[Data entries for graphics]
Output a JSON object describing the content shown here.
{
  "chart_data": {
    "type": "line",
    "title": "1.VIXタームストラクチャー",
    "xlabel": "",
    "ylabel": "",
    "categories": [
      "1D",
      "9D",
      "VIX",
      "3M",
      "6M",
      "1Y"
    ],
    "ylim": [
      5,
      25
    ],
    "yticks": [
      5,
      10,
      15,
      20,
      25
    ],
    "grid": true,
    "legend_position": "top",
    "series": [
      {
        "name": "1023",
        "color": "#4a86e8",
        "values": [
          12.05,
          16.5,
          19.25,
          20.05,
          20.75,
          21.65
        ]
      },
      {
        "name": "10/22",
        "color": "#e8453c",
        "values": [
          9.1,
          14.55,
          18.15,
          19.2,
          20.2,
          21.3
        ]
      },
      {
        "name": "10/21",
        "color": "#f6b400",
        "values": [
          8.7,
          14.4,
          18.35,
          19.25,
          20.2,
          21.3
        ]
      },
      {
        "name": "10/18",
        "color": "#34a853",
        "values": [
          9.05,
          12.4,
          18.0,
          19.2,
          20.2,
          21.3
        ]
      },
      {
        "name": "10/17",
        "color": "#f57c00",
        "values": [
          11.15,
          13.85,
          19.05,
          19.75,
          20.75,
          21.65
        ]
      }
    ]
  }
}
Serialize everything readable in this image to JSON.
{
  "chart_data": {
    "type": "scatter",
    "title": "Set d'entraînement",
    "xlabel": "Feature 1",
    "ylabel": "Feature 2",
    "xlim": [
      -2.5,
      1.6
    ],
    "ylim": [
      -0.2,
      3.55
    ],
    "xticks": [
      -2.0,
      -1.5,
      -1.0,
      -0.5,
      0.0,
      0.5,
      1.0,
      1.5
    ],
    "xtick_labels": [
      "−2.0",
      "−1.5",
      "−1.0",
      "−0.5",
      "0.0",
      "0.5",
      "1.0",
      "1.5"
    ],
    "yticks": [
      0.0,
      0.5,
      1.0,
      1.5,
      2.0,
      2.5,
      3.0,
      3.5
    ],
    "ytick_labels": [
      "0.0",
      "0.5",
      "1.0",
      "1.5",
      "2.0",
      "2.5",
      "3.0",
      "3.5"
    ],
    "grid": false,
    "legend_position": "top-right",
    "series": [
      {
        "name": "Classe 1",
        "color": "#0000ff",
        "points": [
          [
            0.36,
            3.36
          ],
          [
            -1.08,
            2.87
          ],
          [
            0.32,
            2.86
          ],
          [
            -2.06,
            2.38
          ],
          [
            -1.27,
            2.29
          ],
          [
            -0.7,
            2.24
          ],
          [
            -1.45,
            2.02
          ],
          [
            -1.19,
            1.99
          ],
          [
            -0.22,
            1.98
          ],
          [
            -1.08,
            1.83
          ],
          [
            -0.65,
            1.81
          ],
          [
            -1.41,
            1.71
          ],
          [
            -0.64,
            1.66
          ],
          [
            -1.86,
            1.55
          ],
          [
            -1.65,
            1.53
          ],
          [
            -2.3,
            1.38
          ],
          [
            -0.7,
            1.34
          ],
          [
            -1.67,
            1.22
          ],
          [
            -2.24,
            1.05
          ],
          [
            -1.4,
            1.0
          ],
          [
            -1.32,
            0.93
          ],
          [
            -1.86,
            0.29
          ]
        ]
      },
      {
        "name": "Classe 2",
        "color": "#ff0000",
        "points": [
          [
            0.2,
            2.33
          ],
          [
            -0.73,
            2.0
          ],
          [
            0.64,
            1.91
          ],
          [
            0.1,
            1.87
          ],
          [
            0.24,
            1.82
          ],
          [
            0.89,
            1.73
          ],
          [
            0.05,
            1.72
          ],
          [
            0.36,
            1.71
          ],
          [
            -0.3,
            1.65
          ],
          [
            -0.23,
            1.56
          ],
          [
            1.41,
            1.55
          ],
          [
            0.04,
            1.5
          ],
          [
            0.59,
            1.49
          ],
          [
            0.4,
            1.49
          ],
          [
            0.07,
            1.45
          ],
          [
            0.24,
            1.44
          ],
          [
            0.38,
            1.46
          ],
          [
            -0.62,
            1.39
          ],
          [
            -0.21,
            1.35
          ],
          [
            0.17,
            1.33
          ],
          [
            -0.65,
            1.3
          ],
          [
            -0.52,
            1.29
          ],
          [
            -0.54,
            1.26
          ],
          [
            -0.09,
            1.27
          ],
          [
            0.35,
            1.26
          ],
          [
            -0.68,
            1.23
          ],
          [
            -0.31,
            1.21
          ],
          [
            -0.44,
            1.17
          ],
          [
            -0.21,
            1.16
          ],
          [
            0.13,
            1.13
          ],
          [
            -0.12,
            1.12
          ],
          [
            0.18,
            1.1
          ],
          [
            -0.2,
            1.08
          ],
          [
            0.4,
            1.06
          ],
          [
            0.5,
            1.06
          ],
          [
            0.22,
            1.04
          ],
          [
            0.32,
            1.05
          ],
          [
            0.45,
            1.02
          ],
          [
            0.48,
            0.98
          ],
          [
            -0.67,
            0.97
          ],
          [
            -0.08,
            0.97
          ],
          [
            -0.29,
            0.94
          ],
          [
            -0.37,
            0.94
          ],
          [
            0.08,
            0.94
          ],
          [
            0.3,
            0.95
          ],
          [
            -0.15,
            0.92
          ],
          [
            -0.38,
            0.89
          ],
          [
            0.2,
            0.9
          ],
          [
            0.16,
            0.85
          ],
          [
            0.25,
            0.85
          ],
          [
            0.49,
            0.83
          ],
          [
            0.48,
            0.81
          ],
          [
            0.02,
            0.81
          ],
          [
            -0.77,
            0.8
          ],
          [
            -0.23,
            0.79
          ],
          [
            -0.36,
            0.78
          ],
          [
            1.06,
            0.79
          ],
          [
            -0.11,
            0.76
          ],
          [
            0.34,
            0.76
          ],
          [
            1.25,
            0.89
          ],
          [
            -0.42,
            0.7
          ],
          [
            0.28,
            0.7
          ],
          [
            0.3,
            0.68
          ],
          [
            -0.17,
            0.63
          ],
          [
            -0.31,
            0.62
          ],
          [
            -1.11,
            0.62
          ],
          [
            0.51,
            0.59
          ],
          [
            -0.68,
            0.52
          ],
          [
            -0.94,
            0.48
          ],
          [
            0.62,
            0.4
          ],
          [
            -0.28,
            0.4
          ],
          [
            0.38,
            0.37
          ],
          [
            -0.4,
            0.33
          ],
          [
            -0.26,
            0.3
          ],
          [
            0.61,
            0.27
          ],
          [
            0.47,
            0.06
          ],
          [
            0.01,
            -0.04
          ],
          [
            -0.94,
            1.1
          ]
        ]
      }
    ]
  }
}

_WHAT TO WORK ON_.
Please quote the data above in full, with no line missing.

_SOLUTION TO THIS TASK_.
Output a JSON object describing the content shown here.
{
  "chart_data": {
    "type": "line",
    "title": "1.VIXタームストラクチャー",
    "xlabel": "",
    "ylabel": "",
    "categories": [
      "1D",
      "9D",
      "VIX",
      "3M",
      "6M",
      "1Y"
    ],
    "ylim": [
      5,
      25
    ],
    "yticks": [
      5,
      10,
      15,
      20,
      25
    ],
    "grid": true,
    "legend_position": "top",
    "series": [
      {
        "name": "1023",
        "color": "#4a86e8",
        "values": [
          12.05,
          16.5,
          19.25,
          20.05,
          20.75,
          21.65
        ]
      },
      {
        "name": "10/22",
        "color": "#e8453c",
        "values": [
          9.1,
          14.55,
          18.15,
          19.2,
          20.2,
          21.3
        ]
      },
      {
        "name": "10/21",
        "color": "#f6b400",
        "values": [
          8.7,
          14.4,
          18.35,
          19.25,
          20.2,
          21.3
        ]
      },
      {
        "name": "10/18",
        "color": "#34a853",
        "values": [
          9.05,
          12.4,
          18.0,
          19.2,
          20.2,
          21.3
        ]
      },
      {
        "name": "10/17",
        "color": "#f57c00",
        "values": [
          11.15,
          13.85,
          19.05,
          19.75,
          20.75,
          21.65
        ]
      }
    ]
  }
}
Serialize everything readable in this image to JSON.
{
  "chart_data": {
    "type": "scatter",
    "title": "Set d'entraînement",
    "xlabel": "Feature 1",
    "ylabel": "Feature 2",
    "xlim": [
      -2.5,
      1.6
    ],
    "ylim": [
      -0.2,
      3.55
    ],
    "xticks": [
      -2.0,
      -1.5,
      -1.0,
      -0.5,
      0.0,
      0.5,
      1.0,
      1.5
    ],
    "xtick_labels": [
      "−2.0",
      "−1.5",
      "−1.0",
      "−0.5",
      "0.0",
      "0.5",
      "1.0",
      "1.5"
    ],
    "yticks": [
      0.0,
      0.5,
      1.0,
      1.5,
      2.0,
      2.5,
      3.0,
      3.5
    ],
    "ytick_labels": [
      "0.0",
      "0.5",
      "1.0",
      "1.5",
      "2.0",
      "2.5",
      "3.0",
      "3.5"
    ],
    "grid": false,
    "legend_position": "top-right",
    "series": [
      {
        "name": "Classe 1",
        "color": "#0000ff",
        "points": [
          [
            0.36,
            3.36
          ],
          [
            -1.08,
            2.87
          ],
          [
            0.32,
            2.86
          ],
          [
            -2.06,
            2.38
          ],
          [
            -1.27,
            2.29
          ],
          [
            -0.7,
            2.24
          ],
          [
            -1.45,
            2.02
          ],
          [
            -1.19,
            1.99
          ],
          [
            -0.22,
            1.98
          ],
          [
            -1.08,
            1.83
          ],
          [
            -0.65,
            1.81
          ],
          [
            -1.41,
            1.71
          ],
          [
            -0.64,
            1.66
          ],
          [
            -1.86,
            1.55
          ],
          [
            -1.65,
            1.53
          ],
          [
            -2.3,
            1.38
          ],
          [
            -0.7,
            1.34
          ],
          [
            -1.67,
            1.22
          ],
          [
            -2.24,
            1.05
          ],
          [
            -1.4,
            1.0
          ],
          [
            -1.32,
            0.93
          ],
          [
            -1.86,
            0.29
          ]
        ]
      },
      {
        "name": "Classe 2",
        "color": "#ff0000",
        "points": [
          [
            0.2,
            2.33
          ],
          [
            -0.73,
            2.0
          ],
          [
            0.64,
            1.91
          ],
          [
            0.1,
            1.87
          ],
          [
            0.24,
            1.82
          ],
          [
            0.89,
            1.73
          ],
          [
            0.05,
            1.72
          ],
          [
            0.36,
            1.71
          ],
          [
            -0.3,
            1.65
          ],
          [
            -0.23,
            1.56
          ],
          [
            1.41,
            1.55
          ],
          [
            0.04,
            1.5
          ],
          [
            0.59,
            1.49
          ],
          [
            0.4,
            1.49
          ],
          [
            0.07,
            1.45
          ],
          [
            0.24,
            1.44
          ],
          [
            0.38,
            1.46
          ],
          [
            -0.62,
            1.39
          ],
          [
            -0.21,
            1.35
          ],
          [
            0.17,
            1.33
          ],
          [
            -0.65,
            1.3
          ],
          [
            -0.52,
            1.29
          ],
          [
            -0.54,
            1.26
          ],
          [
            -0.09,
            1.27
          ],
          [
            0.35,
            1.26
          ],
          [
            -0.68,
            1.23
          ],
          [
            -0.31,
            1.21
          ],
          [
            -0.44,
            1.17
          ],
          [
            -0.21,
            1.16
          ],
          [
            0.13,
            1.13
          ],
          [
            -0.12,
            1.12
          ],
          [
            0.18,
            1.1
          ],
          [
            -0.2,
            1.08
          ],
          [
            0.4,
            1.06
          ],
          [
            0.5,
            1.06
          ],
          [
            0.22,
            1.04
          ],
          [
            0.32,
            1.05
          ],
          [
            0.45,
            1.02
          ],
          [
            0.48,
            0.98
          ],
          [
            -0.67,
            0.97
          ],
          [
            -0.08,
            0.97
          ],
          [
            -0.29,
            0.94
          ],
          [
            -0.37,
            0.94
          ],
          [
            0.08,
            0.94
          ],
          [
            0.3,
            0.95
          ],
          [
            -0.15,
            0.92
          ],
          [
            -0.38,
            0.89
          ],
          [
            0.2,
            0.9
          ],
          [
            0.16,
            0.85
          ],
          [
            0.25,
            0.85
          ],
          [
            0.49,
            0.83
          ],
          [
            0.48,
            0.81
          ],
          [
            0.02,
            0.81
          ],
          [
            -0.77,
            0.8
          ],
          [
            -0.23,
            0.79
          ],
          [
            -0.36,
            0.78
          ],
          [
            1.06,
            0.79
          ],
          [
            -0.11,
            0.76
          ],
          [
            0.34,
            0.76
          ],
          [
            1.25,
            0.89
          ],
          [
            -0.42,
            0.7
          ],
          [
            0.28,
            0.7
          ],
          [
            0.3,
            0.68
          ],
          [
            -0.17,
            0.63
          ],
          [
            -0.31,
            0.62
          ],
          [
            -1.11,
            0.62
          ],
          [
            0.51,
            0.59
          ],
          [
            -0.68,
            0.52
          ],
          [
            -0.94,
            0.48
          ],
          [
            0.62,
            0.4
          ],
          [
            -0.28,
            0.4
          ],
          [
            0.38,
            0.37
          ],
          [
            -0.4,
            0.33
          ],
          [
            -0.26,
            0.3
          ],
          [
            0.61,
            0.27
          ],
          [
            0.47,
            0.06
          ],
          [
            0.01,
            -0.04
          ],
          [
            -0.94,
            1.1
          ]
        ]
      }
    ]
  }
}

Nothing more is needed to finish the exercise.